• [Provided entries]

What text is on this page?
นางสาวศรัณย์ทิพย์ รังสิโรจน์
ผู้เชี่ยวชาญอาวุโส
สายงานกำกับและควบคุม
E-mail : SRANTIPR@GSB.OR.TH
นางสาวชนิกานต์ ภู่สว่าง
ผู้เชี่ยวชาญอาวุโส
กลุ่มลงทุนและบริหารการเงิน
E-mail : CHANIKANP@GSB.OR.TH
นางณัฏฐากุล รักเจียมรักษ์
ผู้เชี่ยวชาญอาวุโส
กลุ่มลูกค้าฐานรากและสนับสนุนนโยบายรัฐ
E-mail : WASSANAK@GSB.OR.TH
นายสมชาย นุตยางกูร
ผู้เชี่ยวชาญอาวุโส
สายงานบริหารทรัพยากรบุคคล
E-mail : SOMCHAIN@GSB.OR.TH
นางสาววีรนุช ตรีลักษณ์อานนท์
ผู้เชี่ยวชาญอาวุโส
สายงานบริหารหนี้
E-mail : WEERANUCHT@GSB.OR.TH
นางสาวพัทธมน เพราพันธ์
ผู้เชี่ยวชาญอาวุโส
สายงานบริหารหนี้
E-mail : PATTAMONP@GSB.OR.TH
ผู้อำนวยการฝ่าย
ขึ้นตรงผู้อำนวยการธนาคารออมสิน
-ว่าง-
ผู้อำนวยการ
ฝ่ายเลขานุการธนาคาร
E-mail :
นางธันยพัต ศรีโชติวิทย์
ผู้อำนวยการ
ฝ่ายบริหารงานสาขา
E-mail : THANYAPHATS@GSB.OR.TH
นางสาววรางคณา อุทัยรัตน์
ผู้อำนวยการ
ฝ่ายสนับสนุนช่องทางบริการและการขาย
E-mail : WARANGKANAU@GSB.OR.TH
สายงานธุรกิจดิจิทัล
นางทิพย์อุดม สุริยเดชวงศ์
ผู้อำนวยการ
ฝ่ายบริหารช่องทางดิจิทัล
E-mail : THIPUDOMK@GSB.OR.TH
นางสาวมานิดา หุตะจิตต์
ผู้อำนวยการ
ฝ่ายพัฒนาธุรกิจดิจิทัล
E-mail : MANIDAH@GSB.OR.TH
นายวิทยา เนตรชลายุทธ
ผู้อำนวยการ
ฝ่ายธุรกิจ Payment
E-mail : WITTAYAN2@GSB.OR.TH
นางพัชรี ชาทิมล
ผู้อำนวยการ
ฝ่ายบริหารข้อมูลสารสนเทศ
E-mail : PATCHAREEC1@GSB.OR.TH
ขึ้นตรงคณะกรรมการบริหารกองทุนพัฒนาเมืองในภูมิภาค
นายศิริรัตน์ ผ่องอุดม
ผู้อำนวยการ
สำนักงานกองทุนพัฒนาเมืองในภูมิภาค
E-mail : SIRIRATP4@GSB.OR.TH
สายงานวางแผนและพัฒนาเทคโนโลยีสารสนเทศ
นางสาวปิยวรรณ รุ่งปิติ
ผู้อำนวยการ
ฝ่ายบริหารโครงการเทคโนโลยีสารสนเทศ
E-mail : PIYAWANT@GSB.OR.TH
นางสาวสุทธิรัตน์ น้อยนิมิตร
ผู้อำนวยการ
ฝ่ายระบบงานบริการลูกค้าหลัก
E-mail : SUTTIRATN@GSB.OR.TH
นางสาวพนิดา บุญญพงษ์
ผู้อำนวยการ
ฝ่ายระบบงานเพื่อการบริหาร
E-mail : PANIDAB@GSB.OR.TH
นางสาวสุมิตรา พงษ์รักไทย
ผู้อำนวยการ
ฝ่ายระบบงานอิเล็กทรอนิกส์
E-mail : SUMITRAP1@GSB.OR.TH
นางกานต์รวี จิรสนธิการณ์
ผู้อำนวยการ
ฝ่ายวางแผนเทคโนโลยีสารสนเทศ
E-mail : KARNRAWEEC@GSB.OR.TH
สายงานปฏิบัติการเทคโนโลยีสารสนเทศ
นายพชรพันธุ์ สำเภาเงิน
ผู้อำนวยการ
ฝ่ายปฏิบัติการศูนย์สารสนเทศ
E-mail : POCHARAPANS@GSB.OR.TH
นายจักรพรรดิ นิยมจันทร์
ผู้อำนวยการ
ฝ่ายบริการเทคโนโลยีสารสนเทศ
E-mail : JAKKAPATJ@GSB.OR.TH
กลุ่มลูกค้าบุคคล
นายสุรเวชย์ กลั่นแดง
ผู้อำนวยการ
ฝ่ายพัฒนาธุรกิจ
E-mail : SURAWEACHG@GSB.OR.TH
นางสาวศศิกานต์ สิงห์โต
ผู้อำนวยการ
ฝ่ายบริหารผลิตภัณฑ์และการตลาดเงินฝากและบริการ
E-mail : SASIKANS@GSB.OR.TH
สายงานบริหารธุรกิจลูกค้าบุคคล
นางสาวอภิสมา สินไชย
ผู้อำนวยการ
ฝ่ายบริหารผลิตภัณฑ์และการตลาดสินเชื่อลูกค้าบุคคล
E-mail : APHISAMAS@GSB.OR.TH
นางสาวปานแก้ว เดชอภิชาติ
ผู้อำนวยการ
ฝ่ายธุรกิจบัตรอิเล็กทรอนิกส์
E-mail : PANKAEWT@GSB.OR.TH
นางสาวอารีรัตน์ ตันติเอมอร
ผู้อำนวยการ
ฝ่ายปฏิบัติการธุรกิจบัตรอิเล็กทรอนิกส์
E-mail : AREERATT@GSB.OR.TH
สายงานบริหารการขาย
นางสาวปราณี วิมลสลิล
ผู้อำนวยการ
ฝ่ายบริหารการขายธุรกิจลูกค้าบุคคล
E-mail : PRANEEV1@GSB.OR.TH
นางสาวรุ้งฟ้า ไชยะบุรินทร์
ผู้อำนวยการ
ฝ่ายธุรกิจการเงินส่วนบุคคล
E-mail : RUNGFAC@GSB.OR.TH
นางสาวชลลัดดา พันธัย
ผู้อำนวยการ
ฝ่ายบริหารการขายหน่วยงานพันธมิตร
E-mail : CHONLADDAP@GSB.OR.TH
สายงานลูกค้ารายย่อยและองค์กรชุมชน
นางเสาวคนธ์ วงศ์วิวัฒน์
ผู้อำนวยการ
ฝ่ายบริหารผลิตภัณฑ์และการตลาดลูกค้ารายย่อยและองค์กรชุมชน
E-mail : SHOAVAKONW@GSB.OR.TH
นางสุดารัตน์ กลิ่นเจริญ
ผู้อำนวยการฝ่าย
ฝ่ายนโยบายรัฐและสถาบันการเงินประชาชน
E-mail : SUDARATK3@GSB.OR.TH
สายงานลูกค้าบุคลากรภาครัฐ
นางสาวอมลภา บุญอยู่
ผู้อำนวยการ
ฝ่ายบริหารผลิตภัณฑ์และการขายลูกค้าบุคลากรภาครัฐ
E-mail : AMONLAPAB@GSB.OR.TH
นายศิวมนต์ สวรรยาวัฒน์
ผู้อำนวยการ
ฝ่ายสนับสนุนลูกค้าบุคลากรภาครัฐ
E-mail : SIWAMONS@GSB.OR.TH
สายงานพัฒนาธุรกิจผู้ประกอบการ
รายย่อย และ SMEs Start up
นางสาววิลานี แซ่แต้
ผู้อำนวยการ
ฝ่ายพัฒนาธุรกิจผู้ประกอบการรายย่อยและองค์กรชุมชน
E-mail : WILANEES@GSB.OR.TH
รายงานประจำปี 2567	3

• [Work required] Reproduce the data, keeping every line exactly the same.

• [Result below]
What text is on this page?
นางสาวศรัณย์ทิพย์ รังสิโรจน์
ผู้เชี่ยวชาญอาวุโส
สายงานกำกับและควบคุม
E-mail : SRANTIPR@GSB.OR.TH
นางสาวชนิกานต์ ภู่สว่าง
ผู้เชี่ยวชาญอาวุโส
กลุ่มลงทุนและบริหารการเงิน
E-mail : CHANIKANP@GSB.OR.TH
นางณัฏฐากุล รักเจียมรักษ์
ผู้เชี่ยวชาญอาวุโส
กลุ่มลูกค้าฐานรากและสนับสนุนนโยบายรัฐ
E-mail : WASSANAK@GSB.OR.TH
นายสมชาย นุตยางกูร
ผู้เชี่ยวชาญอาวุโส
สายงานบริหารทรัพยากรบุคคล
E-mail : SOMCHAIN@GSB.OR.TH
นางสาววีรนุช ตรีลักษณ์อานนท์
ผู้เชี่ยวชาญอาวุโส
สายงานบริหารหนี้
E-mail : WEERANUCHT@GSB.OR.TH
นางสาวพัทธมน เพราพันธ์
ผู้เชี่ยวชาญอาวุโส
สายงานบริหารหนี้
E-mail : PATTAMONP@GSB.OR.TH
ผู้อำนวยการฝ่าย
ขึ้นตรงผู้อำนวยการธนาคารออมสิน
-ว่าง-
ผู้อำนวยการ
ฝ่ายเลขานุการธนาคาร
E-mail :
นางธันยพัต ศรีโชติวิทย์
ผู้อำนวยการ
ฝ่ายบริหารงานสาขา
E-mail : THANYAPHATS@GSB.OR.TH
นางสาววรางคณา อุทัยรัตน์
ผู้อำนวยการ
ฝ่ายสนับสนุนช่องทางบริการและการขาย
E-mail : WARANGKANAU@GSB.OR.TH
สายงานธุรกิจดิจิทัล
นางทิพย์อุดม สุริยเดชวงศ์
ผู้อำนวยการ
ฝ่ายบริหารช่องทางดิจิทัล
E-mail : THIPUDOMK@GSB.OR.TH
นางสาวมานิดา หุตะจิตต์
ผู้อำนวยการ
ฝ่ายพัฒนาธุรกิจดิจิทัล
E-mail : MANIDAH@GSB.OR.TH
นายวิทยา เนตรชลายุทธ
ผู้อำนวยการ
ฝ่ายธุรกิจ Payment
E-mail : WITTAYAN2@GSB.OR.TH
นางพัชรี ชาทิมล
ผู้อำนวยการ
ฝ่ายบริหารข้อมูลสารสนเทศ
E-mail : PATCHAREEC1@GSB.OR.TH
ขึ้นตรงคณะกรรมการบริหารกองทุนพัฒนาเมืองในภูมิภาค
นายศิริรัตน์ ผ่องอุดม
ผู้อำนวยการ
สำนักงานกองทุนพัฒนาเมืองในภูมิภาค
E-mail : SIRIRATP4@GSB.OR.TH
สายงานวางแผนและพัฒนาเทคโนโลยีสารสนเทศ
นางสาวปิยวรรณ รุ่งปิติ
ผู้อำนวยการ
ฝ่ายบริหารโครงการเทคโนโลยีสารสนเทศ
E-mail : PIYAWANT@GSB.OR.TH
นางสาวสุทธิรัตน์ น้อยนิมิตร
ผู้อำนวยการ
ฝ่ายระบบงานบริการลูกค้าหลัก
E-mail : SUTTIRATN@GSB.OR.TH
นางสาวพนิดา บุญญพงษ์
ผู้อำนวยการ
ฝ่ายระบบงานเพื่อการบริหาร
E-mail : PANIDAB@GSB.OR.TH
นางสาวสุมิตรา พงษ์รักไทย
ผู้อำนวยการ
ฝ่ายระบบงานอิเล็กทรอนิกส์
E-mail : SUMITRAP1@GSB.OR.TH
นางกานต์รวี จิรสนธิการณ์
ผู้อำนวยการ
ฝ่ายวางแผนเทคโนโลยีสารสนเทศ
E-mail : KARNRAWEEC@GSB.OR.TH
สายงานปฏิบัติการเทคโนโลยีสารสนเทศ
นายพชรพันธุ์ สำเภาเงิน
ผู้อำนวยการ
ฝ่ายปฏิบัติการศูนย์สารสนเทศ
E-mail : POCHARAPANS@GSB.OR.TH
นายจักรพรรดิ นิยมจันทร์
ผู้อำนวยการ
ฝ่ายบริการเทคโนโลยีสารสนเทศ
E-mail : JAKKAPATJ@GSB.OR.TH
กลุ่มลูกค้าบุคคล
นายสุรเวชย์ กลั่นแดง
ผู้อำนวยการ
ฝ่ายพัฒนาธุรกิจ
E-mail : SURAWEACHG@GSB.OR.TH
นางสาวศศิกานต์ สิงห์โต
ผู้อำนวยการ
ฝ่ายบริหารผลิตภัณฑ์และการตลาดเงินฝากและบริการ
E-mail : SASIKANS@GSB.OR.TH
สายงานบริหารธุรกิจลูกค้าบุคคล
นางสาวอภิสมา สินไชย
ผู้อำนวยการ
ฝ่ายบริหารผลิตภัณฑ์และการตลาดสินเชื่อลูกค้าบุคคล
E-mail : APHISAMAS@GSB.OR.TH
นางสาวปานแก้ว เดชอภิชาติ
ผู้อำนวยการ
ฝ่ายธุรกิจบัตรอิเล็กทรอนิกส์
E-mail : PANKAEWT@GSB.OR.TH
นางสาวอารีรัตน์ ตันติเอมอร
ผู้อำนวยการ
ฝ่ายปฏิบัติการธุรกิจบัตรอิเล็กทรอนิกส์
E-mail : AREERATT@GSB.OR.TH
สายงานบริหารการขาย
นางสาวปราณี วิมลสลิล
ผู้อำนวยการ
ฝ่ายบริหารการขายธุรกิจลูกค้าบุคคล
E-mail : PRANEEV1@GSB.OR.TH
นางสาวรุ้งฟ้า ไชยะบุรินทร์
ผู้อำนวยการ
ฝ่ายธุรกิจการเงินส่วนบุคคล
E-mail : RUNGFAC@GSB.OR.TH
นางสาวชลลัดดา พันธัย
ผู้อำนวยการ
ฝ่ายบริหารการขายหน่วยงานพันธมิตร
E-mail : CHONLADDAP@GSB.OR.TH
สายงานลูกค้ารายย่อยและองค์กรชุมชน
นางเสาวคนธ์ วงศ์วิวัฒน์
ผู้อำนวยการ
ฝ่ายบริหารผลิตภัณฑ์และการตลาดลูกค้ารายย่อยและองค์กรชุมชน
E-mail : SHOAVAKONW@GSB.OR.TH
นางสุดารัตน์ กลิ่นเจริญ
ผู้อำนวยการฝ่าย
ฝ่ายนโยบายรัฐและสถาบันการเงินประชาชน
E-mail : SUDARATK3@GSB.OR.TH
สายงานลูกค้าบุคลากรภาครัฐ
นางสาวอมลภา บุญอยู่
ผู้อำนวยการ
ฝ่ายบริหารผลิตภัณฑ์และการขายลูกค้าบุคลากรภาครัฐ
E-mail : AMONLAPAB@GSB.OR.TH
นายศิวมนต์ สวรรยาวัฒน์
ผู้อำนวยการ
ฝ่ายสนับสนุนลูกค้าบุคลากรภาครัฐ
E-mail : SIWAMONS@GSB.OR.TH
สายงานพัฒนาธุรกิจผู้ประกอบการ
รายย่อย และ SMEs Start up
นางสาววิลานี แซ่แต้
ผู้อำนวยการ
ฝ่ายพัฒนาธุรกิจผู้ประกอบการรายย่อยและองค์กรชุมชน
E-mail : WILANEES@GSB.OR.TH
รายงานประจำปี 2567	3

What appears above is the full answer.